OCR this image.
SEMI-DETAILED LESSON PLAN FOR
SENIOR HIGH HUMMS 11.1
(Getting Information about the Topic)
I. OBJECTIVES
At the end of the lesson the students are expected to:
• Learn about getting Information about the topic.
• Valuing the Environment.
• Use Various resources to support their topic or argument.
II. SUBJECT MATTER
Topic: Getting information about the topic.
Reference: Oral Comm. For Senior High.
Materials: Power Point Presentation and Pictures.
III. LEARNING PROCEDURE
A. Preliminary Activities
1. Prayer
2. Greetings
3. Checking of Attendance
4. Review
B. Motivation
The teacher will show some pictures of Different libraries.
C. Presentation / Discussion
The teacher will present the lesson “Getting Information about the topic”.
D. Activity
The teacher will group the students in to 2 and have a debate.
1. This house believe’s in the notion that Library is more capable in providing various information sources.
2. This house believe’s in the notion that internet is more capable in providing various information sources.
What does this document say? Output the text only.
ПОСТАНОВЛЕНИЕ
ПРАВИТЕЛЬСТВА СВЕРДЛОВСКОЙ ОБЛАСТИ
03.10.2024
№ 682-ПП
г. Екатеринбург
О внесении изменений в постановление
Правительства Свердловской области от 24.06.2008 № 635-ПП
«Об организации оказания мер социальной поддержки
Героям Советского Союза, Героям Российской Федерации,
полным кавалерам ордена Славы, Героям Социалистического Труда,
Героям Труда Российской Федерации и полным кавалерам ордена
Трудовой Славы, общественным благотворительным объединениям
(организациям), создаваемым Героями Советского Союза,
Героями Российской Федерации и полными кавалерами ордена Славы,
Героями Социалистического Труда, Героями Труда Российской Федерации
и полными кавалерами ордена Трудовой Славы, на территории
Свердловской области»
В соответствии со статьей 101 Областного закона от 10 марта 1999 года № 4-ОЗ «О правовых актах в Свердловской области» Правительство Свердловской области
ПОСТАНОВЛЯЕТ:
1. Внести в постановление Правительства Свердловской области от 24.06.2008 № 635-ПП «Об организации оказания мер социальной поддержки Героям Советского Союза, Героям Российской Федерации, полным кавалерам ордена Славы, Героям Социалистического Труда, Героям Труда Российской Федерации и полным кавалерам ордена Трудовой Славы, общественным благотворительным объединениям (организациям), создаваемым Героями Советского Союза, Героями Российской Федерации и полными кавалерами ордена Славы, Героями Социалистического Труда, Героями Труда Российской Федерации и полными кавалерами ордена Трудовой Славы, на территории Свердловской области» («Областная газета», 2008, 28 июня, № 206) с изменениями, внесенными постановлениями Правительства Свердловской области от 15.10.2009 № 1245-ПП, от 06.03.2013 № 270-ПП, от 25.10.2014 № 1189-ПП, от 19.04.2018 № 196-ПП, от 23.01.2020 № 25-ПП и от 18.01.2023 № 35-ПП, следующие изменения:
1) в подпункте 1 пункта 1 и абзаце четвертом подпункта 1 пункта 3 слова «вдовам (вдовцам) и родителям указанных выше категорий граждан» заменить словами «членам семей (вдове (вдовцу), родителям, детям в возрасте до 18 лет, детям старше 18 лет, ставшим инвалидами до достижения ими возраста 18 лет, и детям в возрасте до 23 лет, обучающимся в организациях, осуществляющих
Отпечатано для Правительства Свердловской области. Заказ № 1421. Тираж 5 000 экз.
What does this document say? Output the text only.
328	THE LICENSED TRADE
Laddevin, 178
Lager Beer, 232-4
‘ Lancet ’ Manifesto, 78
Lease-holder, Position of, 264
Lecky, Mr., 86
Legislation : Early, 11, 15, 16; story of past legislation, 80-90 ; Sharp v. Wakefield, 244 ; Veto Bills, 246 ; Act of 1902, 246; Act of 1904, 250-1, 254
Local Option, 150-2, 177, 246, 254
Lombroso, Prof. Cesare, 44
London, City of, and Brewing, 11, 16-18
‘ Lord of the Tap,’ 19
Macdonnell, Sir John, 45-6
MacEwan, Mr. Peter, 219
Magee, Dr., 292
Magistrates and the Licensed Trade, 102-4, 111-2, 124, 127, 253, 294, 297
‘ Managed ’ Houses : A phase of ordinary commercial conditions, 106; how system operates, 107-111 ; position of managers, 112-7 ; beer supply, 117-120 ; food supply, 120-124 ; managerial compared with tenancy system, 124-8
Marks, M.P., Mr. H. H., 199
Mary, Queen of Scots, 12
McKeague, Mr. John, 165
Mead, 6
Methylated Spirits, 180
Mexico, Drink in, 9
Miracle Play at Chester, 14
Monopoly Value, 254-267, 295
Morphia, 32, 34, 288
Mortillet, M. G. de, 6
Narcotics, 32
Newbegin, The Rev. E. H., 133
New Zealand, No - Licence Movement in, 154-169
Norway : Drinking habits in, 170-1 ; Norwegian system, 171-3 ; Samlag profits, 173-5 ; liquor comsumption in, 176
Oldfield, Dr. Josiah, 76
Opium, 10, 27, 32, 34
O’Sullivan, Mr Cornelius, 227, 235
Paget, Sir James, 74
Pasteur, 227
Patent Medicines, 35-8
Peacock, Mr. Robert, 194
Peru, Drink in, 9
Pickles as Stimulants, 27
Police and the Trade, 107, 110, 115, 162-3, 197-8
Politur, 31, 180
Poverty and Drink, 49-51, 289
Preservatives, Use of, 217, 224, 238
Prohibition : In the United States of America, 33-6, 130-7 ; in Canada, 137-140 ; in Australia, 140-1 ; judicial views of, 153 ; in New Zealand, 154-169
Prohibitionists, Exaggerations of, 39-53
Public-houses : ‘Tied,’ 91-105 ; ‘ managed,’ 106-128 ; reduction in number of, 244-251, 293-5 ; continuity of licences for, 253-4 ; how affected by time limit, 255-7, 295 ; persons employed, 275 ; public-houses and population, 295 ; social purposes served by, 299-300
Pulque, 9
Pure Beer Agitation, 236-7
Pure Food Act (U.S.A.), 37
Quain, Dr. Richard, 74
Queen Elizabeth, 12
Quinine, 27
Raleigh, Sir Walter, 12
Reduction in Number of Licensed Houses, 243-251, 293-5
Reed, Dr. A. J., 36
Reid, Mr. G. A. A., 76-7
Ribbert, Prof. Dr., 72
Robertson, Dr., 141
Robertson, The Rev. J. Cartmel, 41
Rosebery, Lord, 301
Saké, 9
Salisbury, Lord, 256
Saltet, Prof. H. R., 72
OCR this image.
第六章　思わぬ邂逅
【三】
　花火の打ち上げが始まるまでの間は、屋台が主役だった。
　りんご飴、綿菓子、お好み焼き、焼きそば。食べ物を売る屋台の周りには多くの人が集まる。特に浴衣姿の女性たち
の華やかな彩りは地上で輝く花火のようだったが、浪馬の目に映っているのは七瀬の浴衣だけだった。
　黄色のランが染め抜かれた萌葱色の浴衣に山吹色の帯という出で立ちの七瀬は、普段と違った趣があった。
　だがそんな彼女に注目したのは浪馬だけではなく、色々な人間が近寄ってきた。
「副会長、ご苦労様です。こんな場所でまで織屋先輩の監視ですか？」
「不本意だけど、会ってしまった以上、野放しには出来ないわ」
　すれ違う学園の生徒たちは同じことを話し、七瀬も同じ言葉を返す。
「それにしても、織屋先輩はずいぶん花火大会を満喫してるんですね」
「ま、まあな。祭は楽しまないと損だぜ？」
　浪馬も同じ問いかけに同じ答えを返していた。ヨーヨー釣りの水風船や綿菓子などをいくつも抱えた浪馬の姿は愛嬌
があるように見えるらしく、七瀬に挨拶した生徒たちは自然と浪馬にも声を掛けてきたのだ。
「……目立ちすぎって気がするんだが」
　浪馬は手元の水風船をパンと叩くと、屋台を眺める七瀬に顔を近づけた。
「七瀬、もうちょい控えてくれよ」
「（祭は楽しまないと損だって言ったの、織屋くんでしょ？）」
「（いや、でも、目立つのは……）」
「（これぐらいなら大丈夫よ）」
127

##############################

Aim of the task: Search the data for "notion" and list every line in which it occurs.

Finished task:
1. This house believe’s in the notion that Library is more capable in providing various information sources.
2. This house believe’s in the notion that internet is more capable in providing various information sources.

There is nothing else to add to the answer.